→ **What the task requires**
Select from the data all lines with the word "一个月后".

[Stored records]

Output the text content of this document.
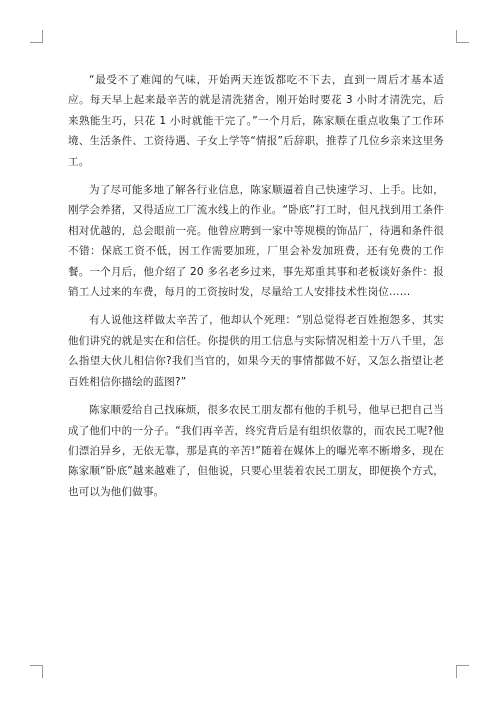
“最受不了难闻的气味，开始两天连饭都吃不下去，直到一周后才基本适应。每天早上起来最辛苦的就是清洗猪舍，刚开始时要花 3 小时才清洗完，后来熟能生巧，只花 1 小时就能干完了。”一个月后，陈家顺在重点收集了工作环境、生活条件、工资待遇、子女上学等“情报”后辞职，推荐了几位乡亲来这里务工。

为了尽可能多地了解各行业信息，陈家顺逼着自己快速学习、上手。比如，刚学会养猪，又得适应工厂流水线上的作业。“卧底”打工时，但凡找到用工条件相对优越的，总会眼前一亮。他曾应聘到一家中等规模的饰品厂，待遇和条件很不错：保底工资不低，因工作需要加班，厂里会补发加班费，还有免费的工作餐。一个月后，他介绍了 20 多名老乡过来，事先郑重其事和老板谈好条件：报销工人过来的车费，每月的工资按时发，尽量给工人安排技术性岗位……

有人说他这样做太辛苦了，他却认个死理：“别总觉得老百姓抱怨多，其实他们讲究的就是实在和信任。你提供的用工信息与实际情况相差十万八千里，怎么指望大伙儿相信你?我们当官的，如果今天的事情都做不好，又怎么指望让老百姓相信你描绘的蓝图?”

陈家顺爱给自己找麻烦，很多农民工朋友都有他的手机号，他早已把自己当成了他们中的一分子。“我们再辛苦，终究背后是有组织依靠的，而农民工呢?他们漂泊异乡，无依无靠，那是真的辛苦!”随着在媒体上的曝光率不断增多，现在陈家顺“卧底”越来越难了，但他说，只要心里装着农民工朋友，即便换个方式，也可以为他们做事。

→ **Output of the task**
“最受不了难闻的气味，开始两天连饭都吃不下去，直到一周后才基本适应。每天早上起来最辛苦的就是清洗猪舍，刚开始时要花 3 小时才清洗完，后来熟能生巧，只花 1 小时就能干完了。”一个月后，陈家顺在重点收集了工作环境、生活条件、工资待遇、子女上学等“情报”后辞职，推荐了几位乡亲来这里务工。
为了尽可能多地了解各行业信息，陈家顺逼着自己快速学习、上手。比如，刚学会养猪，又得适应工厂流水线上的作业。“卧底”打工时，但凡找到用工条件相对优越的，总会眼前一亮。他曾应聘到一家中等规模的饰品厂，待遇和条件很不错：保底工资不低，因工作需要加班，厂里会补发加班费，还有免费的工作餐。一个月后，他介绍了 20 多名老乡过来，事先郑重其事和老板谈好条件：报销工人过来的车费，每月的工资按时发，尽量给工人安排技术性岗位……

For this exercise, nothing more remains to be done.